What you need to do
Identify the lines in the data below that contain "Spain" and give only how many there are.

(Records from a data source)
□ □ □ □ □

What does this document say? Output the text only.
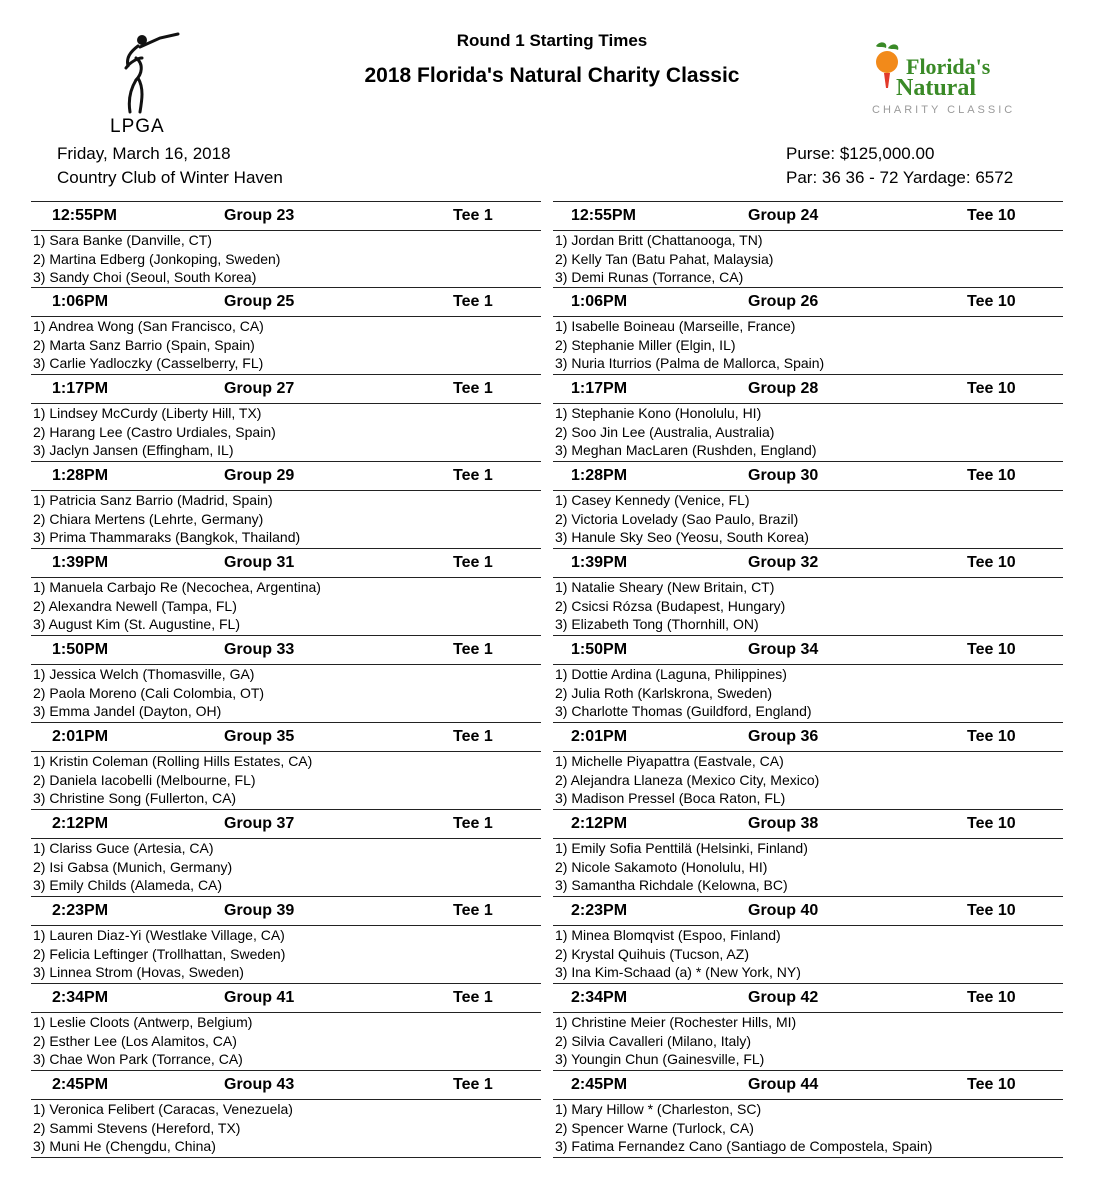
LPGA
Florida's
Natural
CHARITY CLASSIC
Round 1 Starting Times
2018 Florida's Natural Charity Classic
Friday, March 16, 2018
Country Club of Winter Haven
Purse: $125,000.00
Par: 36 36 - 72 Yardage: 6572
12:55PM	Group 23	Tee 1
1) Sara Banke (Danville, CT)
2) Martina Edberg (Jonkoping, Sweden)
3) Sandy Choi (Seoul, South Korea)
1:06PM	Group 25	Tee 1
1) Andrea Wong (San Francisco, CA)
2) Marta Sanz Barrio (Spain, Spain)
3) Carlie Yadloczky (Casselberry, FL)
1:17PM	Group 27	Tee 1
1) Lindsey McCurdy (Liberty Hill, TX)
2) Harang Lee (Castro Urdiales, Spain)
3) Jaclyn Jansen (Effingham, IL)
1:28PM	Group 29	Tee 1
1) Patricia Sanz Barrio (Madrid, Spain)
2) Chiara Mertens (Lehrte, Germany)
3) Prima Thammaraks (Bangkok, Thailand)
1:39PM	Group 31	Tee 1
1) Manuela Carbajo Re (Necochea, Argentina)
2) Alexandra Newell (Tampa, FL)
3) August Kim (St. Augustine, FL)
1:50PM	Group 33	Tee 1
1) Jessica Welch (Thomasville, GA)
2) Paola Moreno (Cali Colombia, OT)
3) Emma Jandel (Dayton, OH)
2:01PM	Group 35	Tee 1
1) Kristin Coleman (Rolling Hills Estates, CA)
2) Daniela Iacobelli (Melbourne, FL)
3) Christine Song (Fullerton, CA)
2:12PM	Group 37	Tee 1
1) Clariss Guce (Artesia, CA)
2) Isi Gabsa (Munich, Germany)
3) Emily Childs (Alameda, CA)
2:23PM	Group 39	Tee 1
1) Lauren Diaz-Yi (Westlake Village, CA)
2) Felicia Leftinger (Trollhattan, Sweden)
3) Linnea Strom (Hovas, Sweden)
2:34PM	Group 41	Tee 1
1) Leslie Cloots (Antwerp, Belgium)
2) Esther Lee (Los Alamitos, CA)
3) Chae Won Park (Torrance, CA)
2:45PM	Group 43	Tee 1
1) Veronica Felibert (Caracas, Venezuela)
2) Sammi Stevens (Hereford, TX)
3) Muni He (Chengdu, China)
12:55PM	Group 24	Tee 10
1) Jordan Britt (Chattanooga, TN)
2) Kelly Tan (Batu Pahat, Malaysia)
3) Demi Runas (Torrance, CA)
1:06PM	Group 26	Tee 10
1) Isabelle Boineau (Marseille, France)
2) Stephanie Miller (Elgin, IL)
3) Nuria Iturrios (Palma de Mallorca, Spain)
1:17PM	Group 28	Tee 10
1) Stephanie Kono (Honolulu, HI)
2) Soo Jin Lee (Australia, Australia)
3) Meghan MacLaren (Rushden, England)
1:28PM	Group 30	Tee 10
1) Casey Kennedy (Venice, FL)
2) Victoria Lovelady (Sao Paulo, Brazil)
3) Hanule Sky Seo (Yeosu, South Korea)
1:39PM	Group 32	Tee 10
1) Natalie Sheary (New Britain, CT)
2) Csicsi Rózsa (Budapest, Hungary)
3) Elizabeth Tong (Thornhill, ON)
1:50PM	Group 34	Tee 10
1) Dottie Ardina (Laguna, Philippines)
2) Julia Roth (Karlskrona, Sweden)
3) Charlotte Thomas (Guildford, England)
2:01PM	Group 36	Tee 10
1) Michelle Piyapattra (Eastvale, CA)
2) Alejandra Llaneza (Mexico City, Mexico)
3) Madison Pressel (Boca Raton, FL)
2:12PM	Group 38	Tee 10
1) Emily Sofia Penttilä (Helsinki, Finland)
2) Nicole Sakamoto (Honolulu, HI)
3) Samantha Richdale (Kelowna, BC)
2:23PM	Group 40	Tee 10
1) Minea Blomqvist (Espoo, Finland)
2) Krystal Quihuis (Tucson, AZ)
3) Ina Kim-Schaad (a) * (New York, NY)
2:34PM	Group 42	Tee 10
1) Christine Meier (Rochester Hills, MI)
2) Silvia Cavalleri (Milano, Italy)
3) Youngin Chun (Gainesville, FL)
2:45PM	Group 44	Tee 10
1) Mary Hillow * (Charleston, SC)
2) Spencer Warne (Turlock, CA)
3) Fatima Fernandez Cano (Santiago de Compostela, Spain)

□ □ □ □ □

Answer
5